### What needs to be done
From the entries below, copy out every line with "data" in it.
################
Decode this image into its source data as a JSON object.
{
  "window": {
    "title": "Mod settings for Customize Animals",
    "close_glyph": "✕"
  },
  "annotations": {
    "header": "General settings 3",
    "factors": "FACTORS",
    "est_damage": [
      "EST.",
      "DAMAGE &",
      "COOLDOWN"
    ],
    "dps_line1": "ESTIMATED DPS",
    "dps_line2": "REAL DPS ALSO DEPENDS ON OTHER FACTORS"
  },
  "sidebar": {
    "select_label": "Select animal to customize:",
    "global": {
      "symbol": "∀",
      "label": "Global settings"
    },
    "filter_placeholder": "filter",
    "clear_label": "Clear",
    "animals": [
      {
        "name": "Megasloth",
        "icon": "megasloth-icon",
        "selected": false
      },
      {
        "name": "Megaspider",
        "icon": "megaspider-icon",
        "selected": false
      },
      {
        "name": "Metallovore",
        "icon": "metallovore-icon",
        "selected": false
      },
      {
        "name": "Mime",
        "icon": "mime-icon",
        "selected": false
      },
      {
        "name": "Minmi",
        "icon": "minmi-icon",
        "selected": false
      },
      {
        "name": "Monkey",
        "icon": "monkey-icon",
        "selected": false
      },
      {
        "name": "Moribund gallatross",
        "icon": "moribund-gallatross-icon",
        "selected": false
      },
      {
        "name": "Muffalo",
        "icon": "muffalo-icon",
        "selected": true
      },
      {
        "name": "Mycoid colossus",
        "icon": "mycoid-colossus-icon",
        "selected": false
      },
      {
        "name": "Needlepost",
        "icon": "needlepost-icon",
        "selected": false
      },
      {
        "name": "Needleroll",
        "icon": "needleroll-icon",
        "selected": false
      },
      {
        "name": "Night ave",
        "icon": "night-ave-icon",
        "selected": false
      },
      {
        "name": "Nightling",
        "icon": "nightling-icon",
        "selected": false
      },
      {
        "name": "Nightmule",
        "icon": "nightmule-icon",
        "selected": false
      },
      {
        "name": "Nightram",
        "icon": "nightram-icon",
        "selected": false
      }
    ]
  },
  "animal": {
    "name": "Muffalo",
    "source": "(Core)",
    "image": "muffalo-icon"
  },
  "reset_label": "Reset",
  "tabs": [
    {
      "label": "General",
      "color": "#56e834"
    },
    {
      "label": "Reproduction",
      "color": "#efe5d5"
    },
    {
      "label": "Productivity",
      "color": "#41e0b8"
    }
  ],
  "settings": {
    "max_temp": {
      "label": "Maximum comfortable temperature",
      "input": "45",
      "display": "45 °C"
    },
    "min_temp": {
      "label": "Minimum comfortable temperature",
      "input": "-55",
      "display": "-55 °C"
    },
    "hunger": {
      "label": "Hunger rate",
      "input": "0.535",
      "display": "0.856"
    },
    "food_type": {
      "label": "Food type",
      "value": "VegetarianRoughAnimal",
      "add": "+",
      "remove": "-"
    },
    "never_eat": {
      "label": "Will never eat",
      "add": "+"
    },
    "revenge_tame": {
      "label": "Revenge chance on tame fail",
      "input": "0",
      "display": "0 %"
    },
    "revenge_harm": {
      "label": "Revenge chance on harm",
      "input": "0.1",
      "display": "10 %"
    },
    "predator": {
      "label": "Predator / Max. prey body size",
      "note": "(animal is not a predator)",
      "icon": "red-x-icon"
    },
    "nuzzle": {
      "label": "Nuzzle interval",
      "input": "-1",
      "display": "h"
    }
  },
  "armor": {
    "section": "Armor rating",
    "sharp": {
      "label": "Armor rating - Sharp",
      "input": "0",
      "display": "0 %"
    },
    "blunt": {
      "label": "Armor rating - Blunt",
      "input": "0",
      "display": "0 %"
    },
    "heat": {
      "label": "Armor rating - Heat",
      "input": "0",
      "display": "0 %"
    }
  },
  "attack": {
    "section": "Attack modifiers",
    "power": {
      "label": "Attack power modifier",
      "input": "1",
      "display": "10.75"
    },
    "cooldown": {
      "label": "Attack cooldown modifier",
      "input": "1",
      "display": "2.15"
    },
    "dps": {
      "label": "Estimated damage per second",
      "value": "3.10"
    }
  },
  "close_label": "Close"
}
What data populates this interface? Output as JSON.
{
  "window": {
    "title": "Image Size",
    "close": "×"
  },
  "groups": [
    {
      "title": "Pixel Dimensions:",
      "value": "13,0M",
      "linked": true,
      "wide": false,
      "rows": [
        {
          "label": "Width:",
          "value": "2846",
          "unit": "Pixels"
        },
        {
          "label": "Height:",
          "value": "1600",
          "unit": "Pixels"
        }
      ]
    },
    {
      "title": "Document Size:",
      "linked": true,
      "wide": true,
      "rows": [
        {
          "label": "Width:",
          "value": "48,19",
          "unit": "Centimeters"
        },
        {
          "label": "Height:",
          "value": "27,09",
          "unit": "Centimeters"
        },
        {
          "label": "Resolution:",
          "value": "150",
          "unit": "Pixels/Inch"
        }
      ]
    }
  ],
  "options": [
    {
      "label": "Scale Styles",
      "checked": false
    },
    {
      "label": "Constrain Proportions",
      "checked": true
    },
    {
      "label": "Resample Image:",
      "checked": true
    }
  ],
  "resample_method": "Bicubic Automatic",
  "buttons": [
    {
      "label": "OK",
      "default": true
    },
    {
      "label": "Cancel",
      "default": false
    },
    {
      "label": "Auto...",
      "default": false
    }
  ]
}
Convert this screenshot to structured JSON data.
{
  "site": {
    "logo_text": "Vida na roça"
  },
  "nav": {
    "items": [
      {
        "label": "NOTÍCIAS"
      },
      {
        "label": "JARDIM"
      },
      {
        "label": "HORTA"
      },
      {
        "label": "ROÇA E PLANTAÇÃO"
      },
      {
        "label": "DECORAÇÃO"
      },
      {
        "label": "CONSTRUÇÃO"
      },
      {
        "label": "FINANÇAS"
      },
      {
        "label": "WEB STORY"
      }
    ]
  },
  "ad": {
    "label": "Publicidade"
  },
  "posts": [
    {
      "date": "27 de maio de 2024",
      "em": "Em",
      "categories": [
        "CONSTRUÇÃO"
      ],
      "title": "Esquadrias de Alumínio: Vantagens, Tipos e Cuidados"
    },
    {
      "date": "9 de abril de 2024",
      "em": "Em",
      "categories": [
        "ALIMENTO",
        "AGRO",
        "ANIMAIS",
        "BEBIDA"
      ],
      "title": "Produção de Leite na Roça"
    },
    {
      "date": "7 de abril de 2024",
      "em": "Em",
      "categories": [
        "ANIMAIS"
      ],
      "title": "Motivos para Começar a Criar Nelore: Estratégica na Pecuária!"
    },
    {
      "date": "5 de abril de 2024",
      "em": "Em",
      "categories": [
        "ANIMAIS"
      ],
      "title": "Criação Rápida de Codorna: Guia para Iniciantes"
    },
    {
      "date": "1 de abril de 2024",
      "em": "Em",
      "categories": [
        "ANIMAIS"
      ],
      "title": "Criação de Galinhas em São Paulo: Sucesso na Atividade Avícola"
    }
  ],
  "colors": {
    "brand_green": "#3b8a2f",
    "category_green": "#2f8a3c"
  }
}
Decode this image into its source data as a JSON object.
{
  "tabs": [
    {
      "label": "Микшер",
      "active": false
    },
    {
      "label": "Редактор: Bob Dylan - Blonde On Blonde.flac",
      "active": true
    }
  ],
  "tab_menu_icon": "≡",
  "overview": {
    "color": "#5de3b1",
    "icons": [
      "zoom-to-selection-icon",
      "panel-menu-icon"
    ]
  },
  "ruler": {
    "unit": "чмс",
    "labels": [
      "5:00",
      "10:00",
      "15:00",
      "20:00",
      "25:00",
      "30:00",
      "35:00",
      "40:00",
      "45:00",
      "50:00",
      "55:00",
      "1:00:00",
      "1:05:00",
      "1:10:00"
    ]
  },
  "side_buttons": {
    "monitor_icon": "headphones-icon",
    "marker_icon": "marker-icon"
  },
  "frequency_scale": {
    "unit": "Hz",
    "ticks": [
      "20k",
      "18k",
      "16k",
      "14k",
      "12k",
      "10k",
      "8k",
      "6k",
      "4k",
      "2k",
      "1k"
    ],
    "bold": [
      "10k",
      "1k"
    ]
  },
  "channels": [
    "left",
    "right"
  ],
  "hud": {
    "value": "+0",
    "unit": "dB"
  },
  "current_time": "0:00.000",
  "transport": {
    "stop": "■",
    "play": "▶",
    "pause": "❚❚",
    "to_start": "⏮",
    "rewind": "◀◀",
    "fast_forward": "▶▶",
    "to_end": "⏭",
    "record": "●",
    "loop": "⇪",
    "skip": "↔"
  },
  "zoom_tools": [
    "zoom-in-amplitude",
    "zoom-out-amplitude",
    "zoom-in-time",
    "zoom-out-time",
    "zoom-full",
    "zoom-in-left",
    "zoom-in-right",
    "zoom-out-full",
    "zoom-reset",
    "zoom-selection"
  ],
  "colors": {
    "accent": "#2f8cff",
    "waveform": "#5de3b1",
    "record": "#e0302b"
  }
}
################
### In response
Decode this image into its source data as a JSON object.
What data populates this interface? Output as JSON.
Convert this screenshot to structured JSON data.
Decode this image into its source data as a JSON object.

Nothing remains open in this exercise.